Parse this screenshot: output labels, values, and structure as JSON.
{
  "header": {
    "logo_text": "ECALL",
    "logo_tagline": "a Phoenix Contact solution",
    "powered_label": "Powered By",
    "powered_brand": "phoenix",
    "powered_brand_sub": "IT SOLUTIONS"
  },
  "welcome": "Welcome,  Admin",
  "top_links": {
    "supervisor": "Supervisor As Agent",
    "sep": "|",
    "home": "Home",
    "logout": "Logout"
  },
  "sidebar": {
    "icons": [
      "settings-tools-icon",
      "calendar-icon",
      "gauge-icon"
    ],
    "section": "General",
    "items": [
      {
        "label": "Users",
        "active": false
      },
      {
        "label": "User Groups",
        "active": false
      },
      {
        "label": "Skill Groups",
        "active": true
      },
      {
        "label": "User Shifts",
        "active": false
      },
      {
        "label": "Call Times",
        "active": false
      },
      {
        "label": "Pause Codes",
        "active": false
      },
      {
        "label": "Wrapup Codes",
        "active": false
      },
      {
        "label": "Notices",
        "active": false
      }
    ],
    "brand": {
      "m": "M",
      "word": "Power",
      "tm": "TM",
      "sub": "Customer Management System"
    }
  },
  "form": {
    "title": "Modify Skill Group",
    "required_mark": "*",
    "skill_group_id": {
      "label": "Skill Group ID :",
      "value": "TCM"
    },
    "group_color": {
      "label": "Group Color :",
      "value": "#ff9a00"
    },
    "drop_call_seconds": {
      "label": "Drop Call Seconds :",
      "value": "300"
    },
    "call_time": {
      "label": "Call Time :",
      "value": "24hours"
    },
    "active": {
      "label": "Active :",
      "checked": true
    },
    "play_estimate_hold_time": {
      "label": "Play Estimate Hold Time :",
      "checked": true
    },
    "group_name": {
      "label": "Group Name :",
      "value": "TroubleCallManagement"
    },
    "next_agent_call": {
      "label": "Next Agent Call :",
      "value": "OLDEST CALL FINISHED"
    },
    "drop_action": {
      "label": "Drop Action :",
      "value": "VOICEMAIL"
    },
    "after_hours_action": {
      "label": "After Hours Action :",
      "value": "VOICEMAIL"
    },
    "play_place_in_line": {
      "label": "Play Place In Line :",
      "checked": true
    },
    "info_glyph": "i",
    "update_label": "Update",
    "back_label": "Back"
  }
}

⁂

[Directive] Copy out every line of the data above, exactly as given.

[Written solution]
Parse this screenshot: output labels, values, and structure as JSON.
{
  "header": {
    "logo_text": "ECALL",
    "logo_tagline": "a Phoenix Contact solution",
    "powered_label": "Powered By",
    "powered_brand": "phoenix",
    "powered_brand_sub": "IT SOLUTIONS"
  },
  "welcome": "Welcome,  Admin",
  "top_links": {
    "supervisor": "Supervisor As Agent",
    "sep": "|",
    "home": "Home",
    "logout": "Logout"
  },
  "sidebar": {
    "icons": [
      "settings-tools-icon",
      "calendar-icon",
      "gauge-icon"
    ],
    "section": "General",
    "items": [
      {
        "label": "Users",
        "active": false
      },
      {
        "label": "User Groups",
        "active": false
      },
      {
        "label": "Skill Groups",
        "active": true
      },
      {
        "label": "User Shifts",
        "active": false
      },
      {
        "label": "Call Times",
        "active": false
      },
      {
        "label": "Pause Codes",
        "active": false
      },
      {
        "label": "Wrapup Codes",
        "active": false
      },
      {
        "label": "Notices",
        "active": false
      }
    ],
    "brand": {
      "m": "M",
      "word": "Power",
      "tm": "TM",
      "sub": "Customer Management System"
    }
  },
  "form": {
    "title": "Modify Skill Group",
    "required_mark": "*",
    "skill_group_id": {
      "label": "Skill Group ID :",
      "value": "TCM"
    },
    "group_color": {
      "label": "Group Color :",
      "value": "#ff9a00"
    },
    "drop_call_seconds": {
      "label": "Drop Call Seconds :",
      "value": "300"
    },
    "call_time": {
      "label": "Call Time :",
      "value": "24hours"
    },
    "active": {
      "label": "Active :",
      "checked": true
    },
    "play_estimate_hold_time": {
      "label": "Play Estimate Hold Time :",
      "checked": true
    },
    "group_name": {
      "label": "Group Name :",
      "value": "TroubleCallManagement"
    },
    "next_agent_call": {
      "label": "Next Agent Call :",
      "value": "OLDEST CALL FINISHED"
    },
    "drop_action": {
      "label": "Drop Action :",
      "value": "VOICEMAIL"
    },
    "after_hours_action": {
      "label": "After Hours Action :",
      "value": "VOICEMAIL"
    },
    "play_place_in_line": {
      "label": "Play Place In Line :",
      "checked": true
    },
    "info_glyph": "i",
    "update_label": "Update",
    "back_label": "Back"
  }
}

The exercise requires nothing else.